*GIVEN TASK*. Could you transcribe, character for character, everything from the line containing "x-tick-label: Slovenia <box>872" down to the last line of the data below?

DATA SECTION start

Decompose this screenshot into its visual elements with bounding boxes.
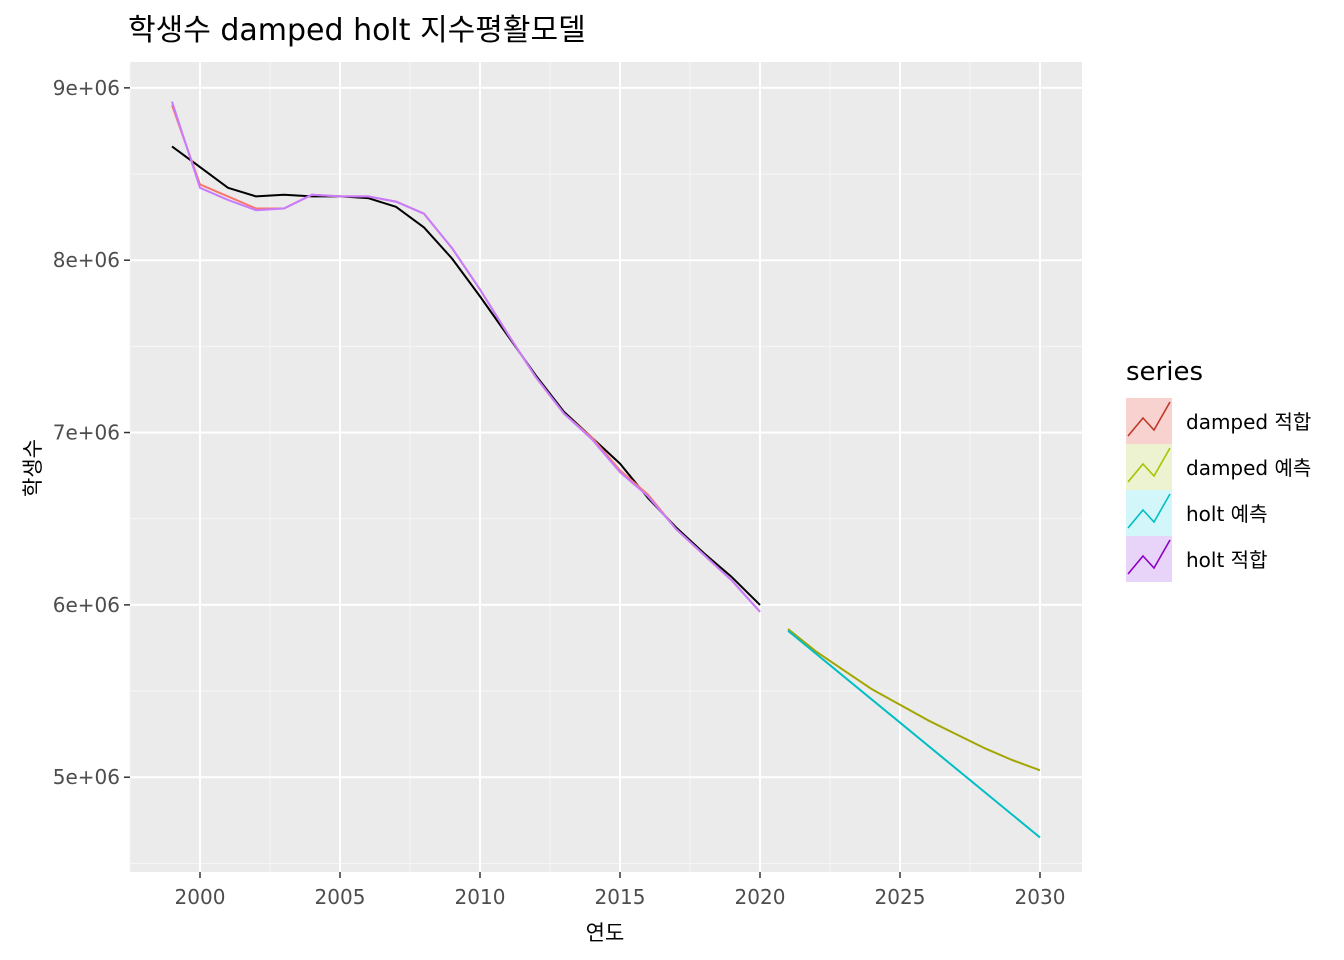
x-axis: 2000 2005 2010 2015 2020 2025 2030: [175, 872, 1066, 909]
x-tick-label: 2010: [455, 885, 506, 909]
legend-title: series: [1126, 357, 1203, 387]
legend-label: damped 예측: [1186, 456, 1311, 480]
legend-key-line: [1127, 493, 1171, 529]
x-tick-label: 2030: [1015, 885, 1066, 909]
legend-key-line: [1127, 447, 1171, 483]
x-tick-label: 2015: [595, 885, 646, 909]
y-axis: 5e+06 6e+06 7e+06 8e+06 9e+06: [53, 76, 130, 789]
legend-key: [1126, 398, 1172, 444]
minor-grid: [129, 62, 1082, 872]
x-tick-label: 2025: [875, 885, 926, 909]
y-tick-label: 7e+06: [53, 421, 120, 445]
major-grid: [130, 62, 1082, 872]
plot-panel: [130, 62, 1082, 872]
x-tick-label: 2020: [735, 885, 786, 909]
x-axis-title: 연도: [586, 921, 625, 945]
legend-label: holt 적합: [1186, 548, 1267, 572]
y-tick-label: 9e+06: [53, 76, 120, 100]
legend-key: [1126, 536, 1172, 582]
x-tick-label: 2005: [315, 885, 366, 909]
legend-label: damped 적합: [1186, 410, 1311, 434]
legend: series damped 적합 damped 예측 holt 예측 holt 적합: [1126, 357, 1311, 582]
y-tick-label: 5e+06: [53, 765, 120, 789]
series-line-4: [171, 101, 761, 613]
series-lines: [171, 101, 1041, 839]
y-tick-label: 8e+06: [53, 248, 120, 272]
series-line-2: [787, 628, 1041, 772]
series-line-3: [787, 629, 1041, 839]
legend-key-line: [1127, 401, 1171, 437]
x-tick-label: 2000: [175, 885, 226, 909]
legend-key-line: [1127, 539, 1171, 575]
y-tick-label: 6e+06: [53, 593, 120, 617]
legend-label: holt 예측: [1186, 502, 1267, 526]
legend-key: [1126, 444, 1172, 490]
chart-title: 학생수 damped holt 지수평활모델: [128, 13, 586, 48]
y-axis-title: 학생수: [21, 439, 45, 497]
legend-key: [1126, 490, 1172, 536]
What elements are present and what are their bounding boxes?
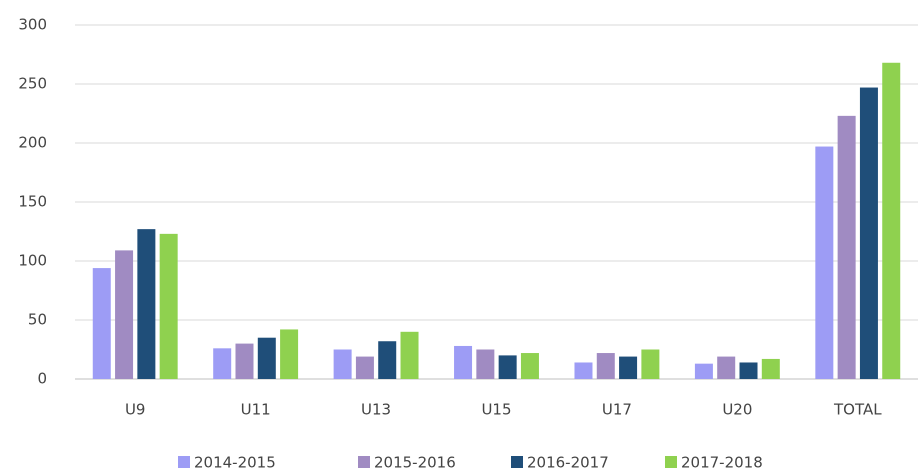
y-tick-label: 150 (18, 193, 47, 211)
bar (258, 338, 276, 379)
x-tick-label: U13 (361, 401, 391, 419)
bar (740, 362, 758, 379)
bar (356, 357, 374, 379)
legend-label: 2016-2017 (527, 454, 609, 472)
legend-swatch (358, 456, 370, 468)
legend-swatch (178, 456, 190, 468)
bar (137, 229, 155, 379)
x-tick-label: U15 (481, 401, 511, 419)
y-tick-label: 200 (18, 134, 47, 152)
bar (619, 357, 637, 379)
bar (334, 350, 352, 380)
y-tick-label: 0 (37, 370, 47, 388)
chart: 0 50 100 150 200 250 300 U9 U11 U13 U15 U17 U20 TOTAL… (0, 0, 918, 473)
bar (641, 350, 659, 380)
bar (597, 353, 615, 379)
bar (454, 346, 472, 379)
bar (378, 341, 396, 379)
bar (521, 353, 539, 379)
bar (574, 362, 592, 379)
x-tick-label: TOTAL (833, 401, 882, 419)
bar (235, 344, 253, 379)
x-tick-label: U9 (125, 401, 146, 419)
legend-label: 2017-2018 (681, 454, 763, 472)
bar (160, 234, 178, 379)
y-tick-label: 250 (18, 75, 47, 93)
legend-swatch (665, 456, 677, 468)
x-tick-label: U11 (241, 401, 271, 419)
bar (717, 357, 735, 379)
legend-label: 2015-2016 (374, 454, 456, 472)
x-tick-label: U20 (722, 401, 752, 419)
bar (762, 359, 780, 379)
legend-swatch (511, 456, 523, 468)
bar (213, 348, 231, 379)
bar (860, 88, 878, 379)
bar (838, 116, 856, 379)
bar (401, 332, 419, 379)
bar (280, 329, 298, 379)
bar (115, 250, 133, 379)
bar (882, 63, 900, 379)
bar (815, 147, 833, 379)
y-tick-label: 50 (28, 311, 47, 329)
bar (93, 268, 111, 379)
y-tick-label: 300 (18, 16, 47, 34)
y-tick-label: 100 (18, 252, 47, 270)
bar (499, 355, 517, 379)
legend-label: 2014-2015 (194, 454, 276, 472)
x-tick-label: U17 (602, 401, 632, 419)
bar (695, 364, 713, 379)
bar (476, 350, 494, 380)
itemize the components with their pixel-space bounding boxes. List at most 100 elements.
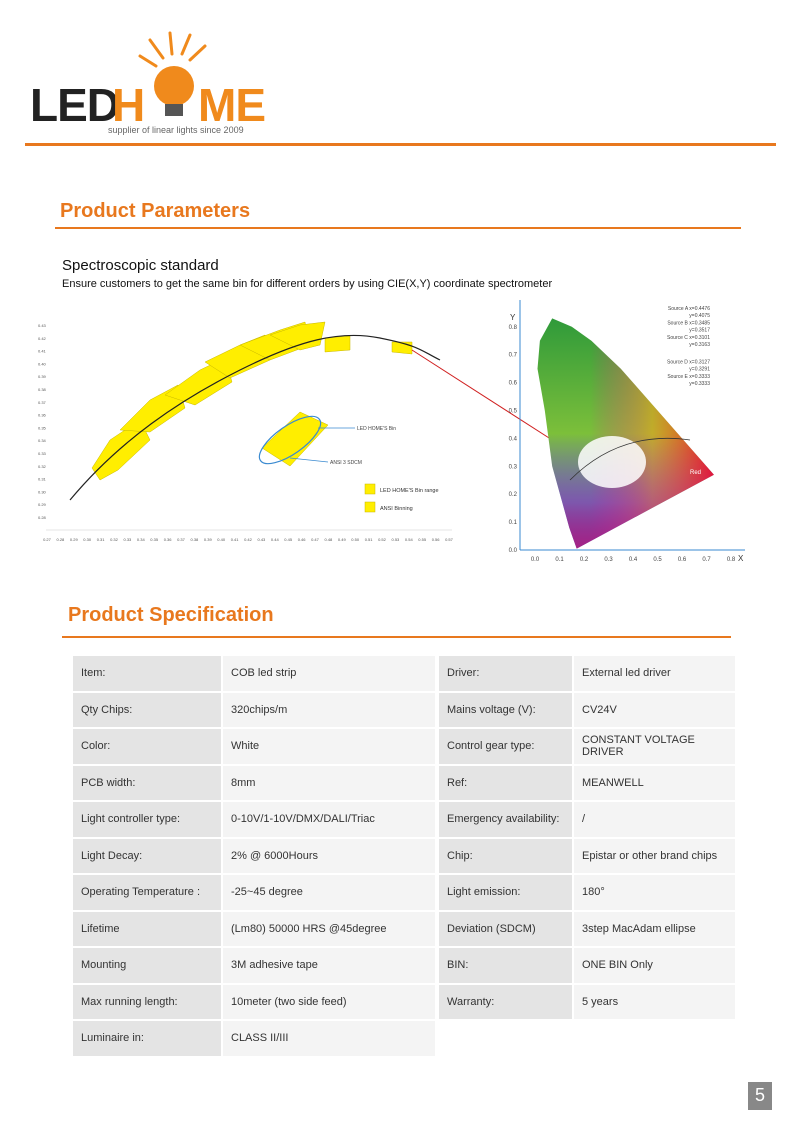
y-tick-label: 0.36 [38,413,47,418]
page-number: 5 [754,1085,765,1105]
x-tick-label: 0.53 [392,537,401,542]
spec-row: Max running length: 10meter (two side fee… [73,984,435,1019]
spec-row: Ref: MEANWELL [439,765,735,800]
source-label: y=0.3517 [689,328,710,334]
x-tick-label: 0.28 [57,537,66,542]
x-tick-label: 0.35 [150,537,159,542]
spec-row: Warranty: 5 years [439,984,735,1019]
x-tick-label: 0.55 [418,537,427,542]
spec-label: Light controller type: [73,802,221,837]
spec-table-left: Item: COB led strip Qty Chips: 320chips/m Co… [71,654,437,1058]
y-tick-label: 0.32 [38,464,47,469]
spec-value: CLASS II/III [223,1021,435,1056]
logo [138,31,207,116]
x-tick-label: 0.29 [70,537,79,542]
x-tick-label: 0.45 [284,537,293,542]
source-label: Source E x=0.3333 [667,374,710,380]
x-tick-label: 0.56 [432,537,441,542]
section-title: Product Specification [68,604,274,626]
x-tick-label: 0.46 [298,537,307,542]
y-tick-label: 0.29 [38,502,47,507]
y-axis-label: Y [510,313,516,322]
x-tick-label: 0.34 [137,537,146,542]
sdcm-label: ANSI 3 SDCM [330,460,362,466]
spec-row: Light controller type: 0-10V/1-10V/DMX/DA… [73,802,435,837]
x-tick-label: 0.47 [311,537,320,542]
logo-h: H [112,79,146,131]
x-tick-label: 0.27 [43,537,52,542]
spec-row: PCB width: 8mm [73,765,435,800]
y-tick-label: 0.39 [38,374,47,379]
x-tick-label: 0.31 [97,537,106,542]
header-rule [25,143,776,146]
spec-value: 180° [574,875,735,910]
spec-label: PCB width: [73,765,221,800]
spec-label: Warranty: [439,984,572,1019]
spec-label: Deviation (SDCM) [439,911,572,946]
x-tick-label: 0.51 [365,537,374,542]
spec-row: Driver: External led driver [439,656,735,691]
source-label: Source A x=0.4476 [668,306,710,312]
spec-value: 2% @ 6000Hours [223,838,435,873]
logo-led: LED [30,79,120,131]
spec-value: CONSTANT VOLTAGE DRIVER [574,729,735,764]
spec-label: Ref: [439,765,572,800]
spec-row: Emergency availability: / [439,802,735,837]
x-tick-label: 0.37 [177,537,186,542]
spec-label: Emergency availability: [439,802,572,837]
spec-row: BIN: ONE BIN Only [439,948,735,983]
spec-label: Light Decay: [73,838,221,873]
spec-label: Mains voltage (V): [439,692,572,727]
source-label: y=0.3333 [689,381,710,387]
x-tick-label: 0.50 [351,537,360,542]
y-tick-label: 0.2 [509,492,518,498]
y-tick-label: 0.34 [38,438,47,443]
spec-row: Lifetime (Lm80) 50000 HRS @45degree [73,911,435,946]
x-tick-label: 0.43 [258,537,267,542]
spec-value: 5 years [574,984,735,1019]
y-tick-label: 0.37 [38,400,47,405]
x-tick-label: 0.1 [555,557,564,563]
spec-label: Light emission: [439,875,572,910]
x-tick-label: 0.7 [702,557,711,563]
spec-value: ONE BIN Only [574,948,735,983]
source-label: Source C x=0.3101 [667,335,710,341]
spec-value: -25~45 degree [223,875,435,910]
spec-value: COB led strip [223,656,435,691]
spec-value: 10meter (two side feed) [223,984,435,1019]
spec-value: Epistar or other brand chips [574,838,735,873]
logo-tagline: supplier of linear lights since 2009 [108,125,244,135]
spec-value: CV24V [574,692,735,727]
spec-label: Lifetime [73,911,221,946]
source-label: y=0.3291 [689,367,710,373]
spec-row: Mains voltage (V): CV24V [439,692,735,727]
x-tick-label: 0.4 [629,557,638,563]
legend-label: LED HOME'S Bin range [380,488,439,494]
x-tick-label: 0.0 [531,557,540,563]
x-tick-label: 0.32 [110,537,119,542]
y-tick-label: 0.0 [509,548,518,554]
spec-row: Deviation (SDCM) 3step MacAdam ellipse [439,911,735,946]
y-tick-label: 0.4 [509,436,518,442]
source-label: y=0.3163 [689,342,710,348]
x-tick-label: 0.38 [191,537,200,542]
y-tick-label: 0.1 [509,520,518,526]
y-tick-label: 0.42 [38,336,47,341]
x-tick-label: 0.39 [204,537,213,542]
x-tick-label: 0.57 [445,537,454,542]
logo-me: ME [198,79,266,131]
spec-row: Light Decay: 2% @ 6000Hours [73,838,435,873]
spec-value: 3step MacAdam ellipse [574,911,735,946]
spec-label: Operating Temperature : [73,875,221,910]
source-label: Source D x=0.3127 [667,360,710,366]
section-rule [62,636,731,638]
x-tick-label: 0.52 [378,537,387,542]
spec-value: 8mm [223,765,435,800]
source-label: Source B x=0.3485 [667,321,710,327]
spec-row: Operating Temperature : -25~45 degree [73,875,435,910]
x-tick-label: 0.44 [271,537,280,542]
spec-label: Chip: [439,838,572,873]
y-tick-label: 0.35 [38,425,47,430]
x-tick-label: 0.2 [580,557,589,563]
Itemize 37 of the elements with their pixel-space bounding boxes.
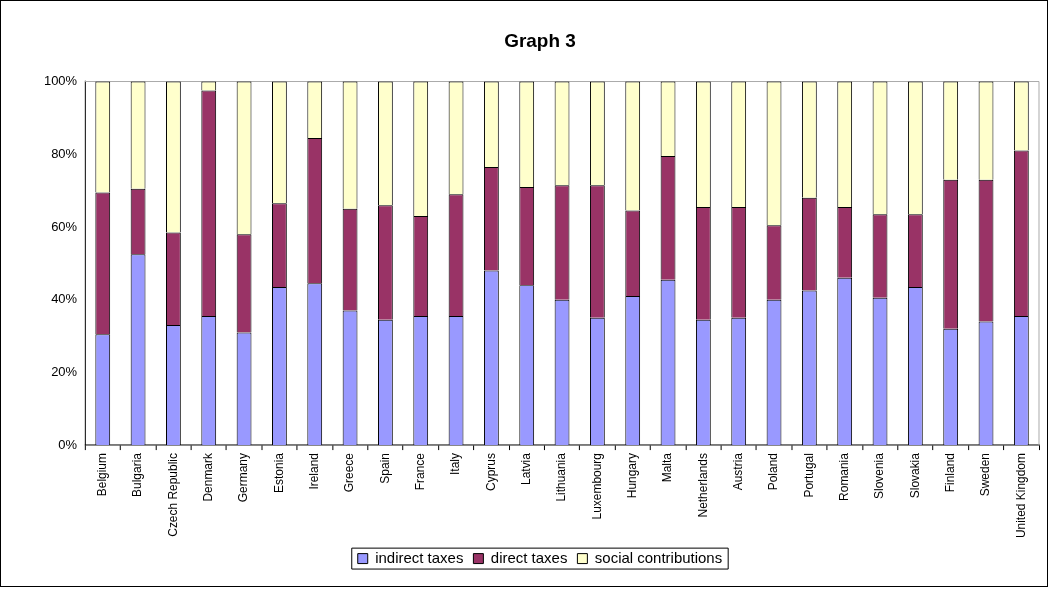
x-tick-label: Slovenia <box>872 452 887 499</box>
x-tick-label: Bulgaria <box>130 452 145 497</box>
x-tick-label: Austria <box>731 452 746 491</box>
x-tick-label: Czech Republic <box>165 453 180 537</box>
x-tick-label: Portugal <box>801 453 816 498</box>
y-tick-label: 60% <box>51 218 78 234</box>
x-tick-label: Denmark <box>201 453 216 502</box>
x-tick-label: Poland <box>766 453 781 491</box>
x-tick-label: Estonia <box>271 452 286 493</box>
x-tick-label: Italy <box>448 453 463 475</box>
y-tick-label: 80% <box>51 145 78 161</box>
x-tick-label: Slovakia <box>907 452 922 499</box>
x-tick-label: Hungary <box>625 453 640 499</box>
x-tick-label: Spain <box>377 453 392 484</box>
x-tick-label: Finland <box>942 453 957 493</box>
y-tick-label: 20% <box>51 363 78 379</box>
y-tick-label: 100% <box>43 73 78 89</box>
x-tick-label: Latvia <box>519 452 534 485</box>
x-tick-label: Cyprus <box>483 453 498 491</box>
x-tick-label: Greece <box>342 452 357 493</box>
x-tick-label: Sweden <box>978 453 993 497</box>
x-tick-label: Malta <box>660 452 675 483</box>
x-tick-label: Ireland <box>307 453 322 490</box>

DATA SECTION end

*ANSWER TO THIS TASK*.
x-tick-label: Slovenia <box>872 452 887 499</box>
x-tick-label: Bulgaria <box>130 452 145 497</box>
x-tick-label: Austria <box>731 452 746 491</box>
x-tick-label: Czech Republic <box>165 453 180 537</box>
x-tick-label: Portugal <box>801 453 816 498</box>
y-tick-label: 60% <box>51 218 78 234</box>
x-tick-label: Denmark <box>201 453 216 502</box>
x-tick-label: Poland <box>766 453 781 491</box>
x-tick-label: Estonia <box>271 452 286 493</box>
x-tick-label: Italy <box>448 453 463 475</box>
y-tick-label: 80% <box>51 145 78 161</box>
x-tick-label: Slovakia <box>907 452 922 499</box>
x-tick-label: Hungary <box>625 453 640 499</box>
x-tick-label: Spain <box>377 453 392 484</box>
x-tick-label: Finland <box>942 453 957 493</box>
y-tick-label: 20% <box>51 363 78 379</box>
y-tick-label: 100% <box>43 73 78 89</box>
x-tick-label: Latvia <box>519 452 534 485</box>
x-tick-label: Cyprus <box>483 453 498 491</box>
x-tick-label: Greece <box>342 452 357 493</box>
x-tick-label: Sweden <box>978 453 993 497</box>
x-tick-label: Malta <box>660 452 675 483</box>
x-tick-label: Ireland <box>307 453 322 490</box>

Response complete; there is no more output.